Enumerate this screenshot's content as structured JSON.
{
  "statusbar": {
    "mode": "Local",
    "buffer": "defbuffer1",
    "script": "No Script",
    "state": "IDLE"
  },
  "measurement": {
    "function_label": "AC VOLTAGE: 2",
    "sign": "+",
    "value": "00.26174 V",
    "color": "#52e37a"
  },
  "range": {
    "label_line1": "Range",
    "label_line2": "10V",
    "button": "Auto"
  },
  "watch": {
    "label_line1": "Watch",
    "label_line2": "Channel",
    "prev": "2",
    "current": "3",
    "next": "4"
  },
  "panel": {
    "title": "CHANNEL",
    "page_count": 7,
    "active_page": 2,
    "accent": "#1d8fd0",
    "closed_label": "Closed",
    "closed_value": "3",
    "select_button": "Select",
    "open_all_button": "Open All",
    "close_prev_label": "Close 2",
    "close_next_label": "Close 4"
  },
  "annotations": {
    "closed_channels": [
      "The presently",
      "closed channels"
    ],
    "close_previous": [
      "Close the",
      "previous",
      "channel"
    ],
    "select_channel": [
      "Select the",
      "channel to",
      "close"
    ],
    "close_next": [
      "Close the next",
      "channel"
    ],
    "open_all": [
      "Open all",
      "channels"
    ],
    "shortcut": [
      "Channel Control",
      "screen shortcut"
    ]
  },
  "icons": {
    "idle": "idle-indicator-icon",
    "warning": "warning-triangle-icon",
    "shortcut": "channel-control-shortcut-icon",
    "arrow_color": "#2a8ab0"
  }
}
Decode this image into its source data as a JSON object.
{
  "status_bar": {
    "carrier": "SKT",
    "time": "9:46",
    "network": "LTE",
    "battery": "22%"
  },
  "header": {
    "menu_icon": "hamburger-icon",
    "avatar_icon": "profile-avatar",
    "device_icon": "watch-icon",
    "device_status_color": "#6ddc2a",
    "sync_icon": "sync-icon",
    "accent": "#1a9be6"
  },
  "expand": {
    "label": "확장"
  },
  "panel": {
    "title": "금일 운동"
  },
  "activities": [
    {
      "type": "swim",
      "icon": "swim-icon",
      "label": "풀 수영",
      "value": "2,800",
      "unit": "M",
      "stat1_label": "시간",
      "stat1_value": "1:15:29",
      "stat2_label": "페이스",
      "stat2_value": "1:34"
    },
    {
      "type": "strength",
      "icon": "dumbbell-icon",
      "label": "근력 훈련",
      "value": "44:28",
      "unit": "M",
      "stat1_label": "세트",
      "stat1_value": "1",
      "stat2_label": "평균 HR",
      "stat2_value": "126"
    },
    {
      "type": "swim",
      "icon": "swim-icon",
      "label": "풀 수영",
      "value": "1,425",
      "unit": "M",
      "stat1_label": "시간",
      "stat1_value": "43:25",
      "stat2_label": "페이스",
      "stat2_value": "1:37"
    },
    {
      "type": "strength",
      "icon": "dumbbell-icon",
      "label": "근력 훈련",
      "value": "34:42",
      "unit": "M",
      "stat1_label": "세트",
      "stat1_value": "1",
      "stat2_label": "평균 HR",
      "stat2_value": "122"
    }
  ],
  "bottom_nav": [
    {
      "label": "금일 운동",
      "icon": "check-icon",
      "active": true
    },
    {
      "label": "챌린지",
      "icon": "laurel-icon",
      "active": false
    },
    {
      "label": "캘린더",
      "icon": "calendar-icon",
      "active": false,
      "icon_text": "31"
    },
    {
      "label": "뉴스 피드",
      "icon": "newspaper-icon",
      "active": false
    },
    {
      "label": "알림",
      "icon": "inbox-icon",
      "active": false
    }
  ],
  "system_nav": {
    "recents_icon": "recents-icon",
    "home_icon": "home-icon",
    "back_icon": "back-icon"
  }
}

═══

Copy the material above, line for line.

_Complete response_:
Enumerate this screenshot's content as structured JSON.
{
  "statusbar": {
    "mode": "Local",
    "buffer": "defbuffer1",
    "script": "No Script",
    "state": "IDLE"
  },
  "measurement": {
    "function_label": "AC VOLTAGE: 2",
    "sign": "+",
    "value": "00.26174 V",
    "color": "#52e37a"
  },
  "range": {
    "label_line1": "Range",
    "label_line2": "10V",
    "button": "Auto"
  },
  "watch": {
    "label_line1": "Watch",
    "label_line2": "Channel",
    "prev": "2",
    "current": "3",
    "next": "4"
  },
  "panel": {
    "title": "CHANNEL",
    "page_count": 7,
    "active_page": 2,
    "accent": "#1d8fd0",
    "closed_label": "Closed",
    "closed_value": "3",
    "select_button": "Select",
    "open_all_button": "Open All",
    "close_prev_label": "Close 2",
    "close_next_label": "Close 4"
  },
  "annotations": {
    "closed_channels": [
      "The presently",
      "closed channels"
    ],
    "close_previous": [
      "Close the",
      "previous",
      "channel"
    ],
    "select_channel": [
      "Select the",
      "channel to",
      "close"
    ],
    "close_next": [
      "Close the next",
      "channel"
    ],
    "open_all": [
      "Open all",
      "channels"
    ],
    "shortcut": [
      "Channel Control",
      "screen shortcut"
    ]
  },
  "icons": {
    "idle": "idle-indicator-icon",
    "warning": "warning-triangle-icon",
    "shortcut": "channel-control-shortcut-icon",
    "arrow_color": "#2a8ab0"
  }
}
Decode this image into its source data as a JSON object.
{
  "status_bar": {
    "carrier": "SKT",
    "time": "9:46",
    "network": "LTE",
    "battery": "22%"
  },
  "header": {
    "menu_icon": "hamburger-icon",
    "avatar_icon": "profile-avatar",
    "device_icon": "watch-icon",
    "device_status_color": "#6ddc2a",
    "sync_icon": "sync-icon",
    "accent": "#1a9be6"
  },
  "expand": {
    "label": "확장"
  },
  "panel": {
    "title": "금일 운동"
  },
  "activities": [
    {
      "type": "swim",
      "icon": "swim-icon",
      "label": "풀 수영",
      "value": "2,800",
      "unit": "M",
      "stat1_label": "시간",
      "stat1_value": "1:15:29",
      "stat2_label": "페이스",
      "stat2_value": "1:34"
    },
    {
      "type": "strength",
      "icon": "dumbbell-icon",
      "label": "근력 훈련",
      "value": "44:28",
      "unit": "M",
      "stat1_label": "세트",
      "stat1_value": "1",
      "stat2_label": "평균 HR",
      "stat2_value": "126"
    },
    {
      "type": "swim",
      "icon": "swim-icon",
      "label": "풀 수영",
      "value": "1,425",
      "unit": "M",
      "stat1_label": "시간",
      "stat1_value": "43:25",
      "stat2_label": "페이스",
      "stat2_value": "1:37"
    },
    {
      "type": "strength",
      "icon": "dumbbell-icon",
      "label": "근력 훈련",
      "value": "34:42",
      "unit": "M",
      "stat1_label": "세트",
      "stat1_value": "1",
      "stat2_label": "평균 HR",
      "stat2_value": "122"
    }
  ],
  "bottom_nav": [
    {
      "label": "금일 운동",
      "icon": "check-icon",
      "active": true
    },
    {
      "label": "챌린지",
      "icon": "laurel-icon",
      "active": false
    },
    {
      "label": "캘린더",
      "icon": "calendar-icon",
      "active": false,
      "icon_text": "31"
    },
    {
      "label": "뉴스 피드",
      "icon": "newspaper-icon",
      "active": false
    },
    {
      "label": "알림",
      "icon": "inbox-icon",
      "active": false
    }
  ],
  "system_nav": {
    "recents_icon": "recents-icon",
    "home_icon": "home-icon",
    "back_icon": "back-icon"
  }
}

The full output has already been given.